Goal of the exercise ::
Filter this material down to the lines that hold "flip", copying each one.
* Start Given information *
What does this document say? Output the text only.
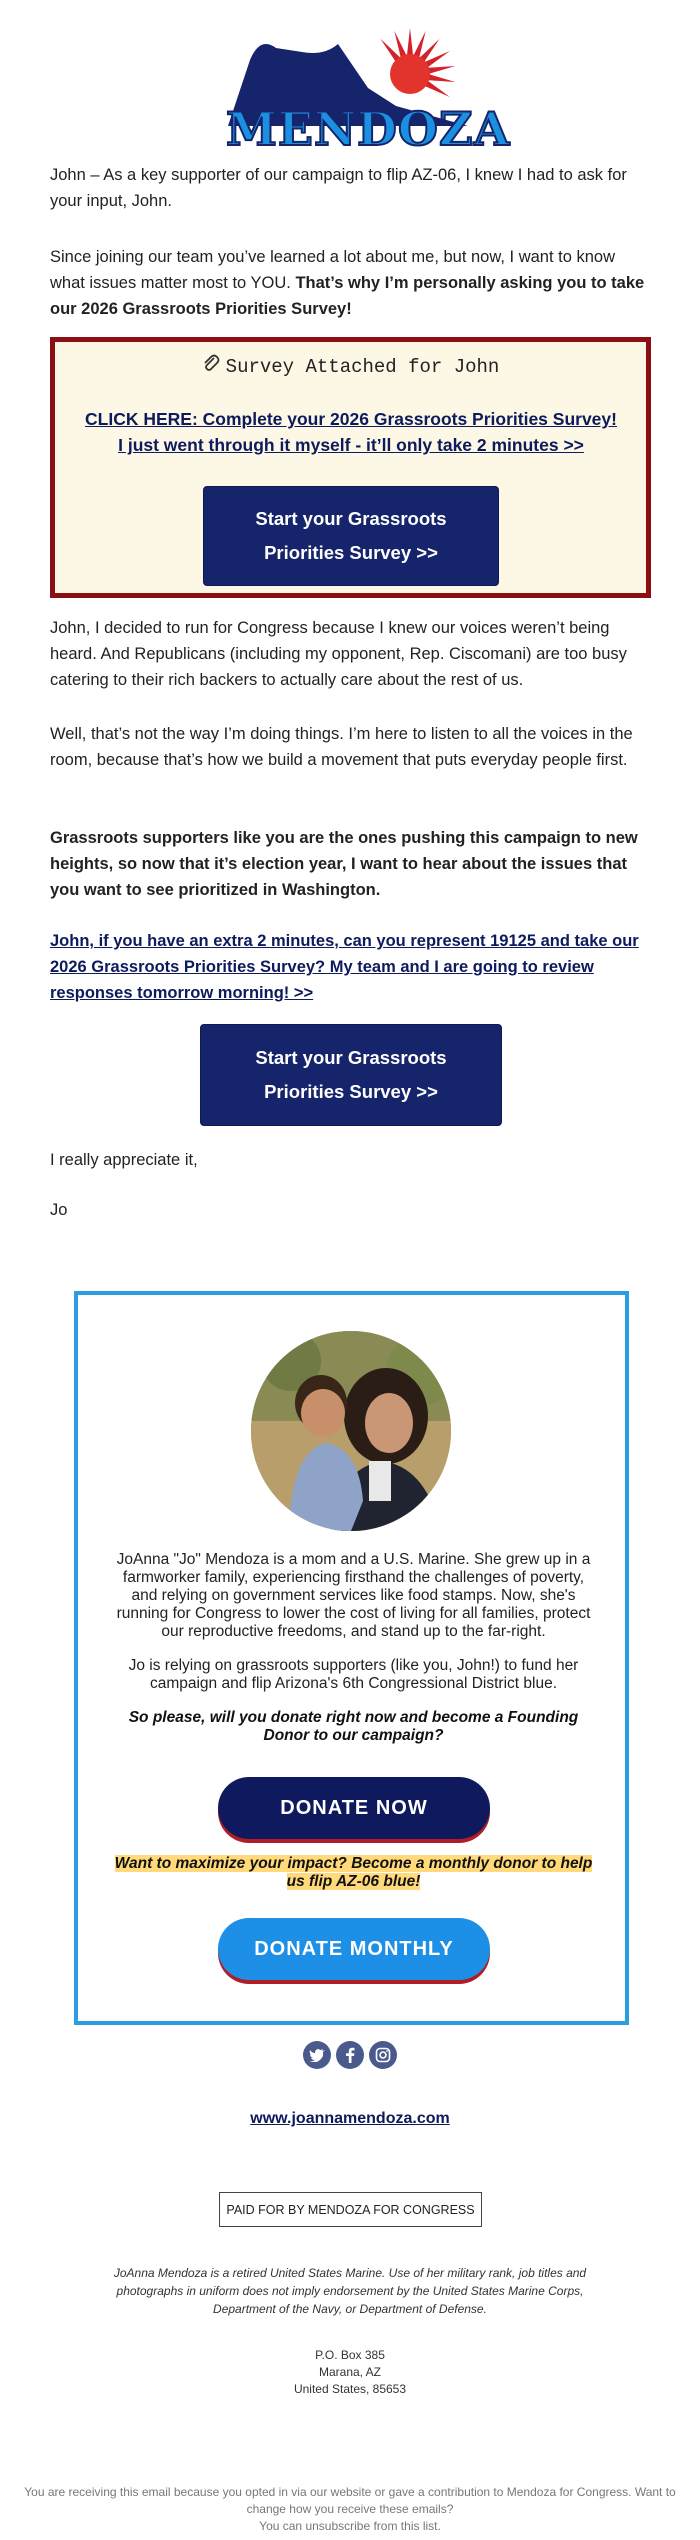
MENDOZA
John – As a key supporter of our campaign to flip AZ-06, I knew I had to ask for your input, John.
Since joining our team you’ve learned a lot about me, but now, I want to know what issues matter most to YOU. That’s why I’m personally asking you to take our 2026 Grassroots Priorities Survey!
Survey Attached for John
CLICK HERE: Complete your 2026 Grassroots Priorities Survey!
I just went through it myself - it’ll only take 2 minutes >>
Start your Grassroots Priorities Survey >>
John, I decided to run for Congress because I knew our voices weren’t being heard. And Republicans (including my opponent, Rep. Ciscomani) are too busy catering to their rich backers to actually care about the rest of us.
Well, that’s not the way I’m doing things. I’m here to listen to all the voices in the room, because that’s how we build a movement that puts everyday people first.
Grassroots supporters like you are the ones pushing this campaign to new heights, so now that it’s election year, I want to hear about the issues that you want to see prioritized in Washington.
John, if you have an extra 2 minutes, can you represent 19125 and take our 2026 Grassroots Priorities Survey? My team and I are going to review responses tomorrow morning! >>
Start your Grassroots Priorities Survey >>
I really appreciate it,
Jo
JoAnna "Jo" Mendoza is a mom and a U.S. Marine. She grew up in a farmworker family, experiencing firsthand the challenges of poverty, and relying on government services like food stamps. Now, she's running for Congress to lower the cost of living for all families, protect our reproductive freedoms, and stand up to the far-right.
Jo is relying on grassroots supporters (like you, John!) to fund her campaign and flip Arizona's 6th Congressional District blue.
So please, will you donate right now and become a Founding Donor to our campaign?
DONATE NOW
Want to maximize your impact? Become a monthly donor to help us flip AZ-06 blue!
DONATE MONTHLY
www.joannamendoza.com
PAID FOR BY MENDOZA FOR CONGRESS
JoAnna Mendoza is a retired United States Marine. Use of her military rank, job titles and photographs in uniform does not imply endorsement by the United States Marine Corps, Department of the Navy, or Department of Defense.
P.O. Box 385
Marana, AZ
United States, 85653
You are receiving this email because you opted in via our website or gave a contribution to Mendoza for Congress. Want to change how you receive these emails?
You can unsubscribe from this list.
* End Given information *
Final result ::
John – As a key supporter of our campaign to flip AZ-06, I knew I had to ask for your input, John.
Jo is relying on grassroots supporters (like you, John!) to fund her campaign and flip Arizona's 6th Congressional District blue.
Want to maximize your impact? Become a monthly donor to help us flip AZ-06 blue!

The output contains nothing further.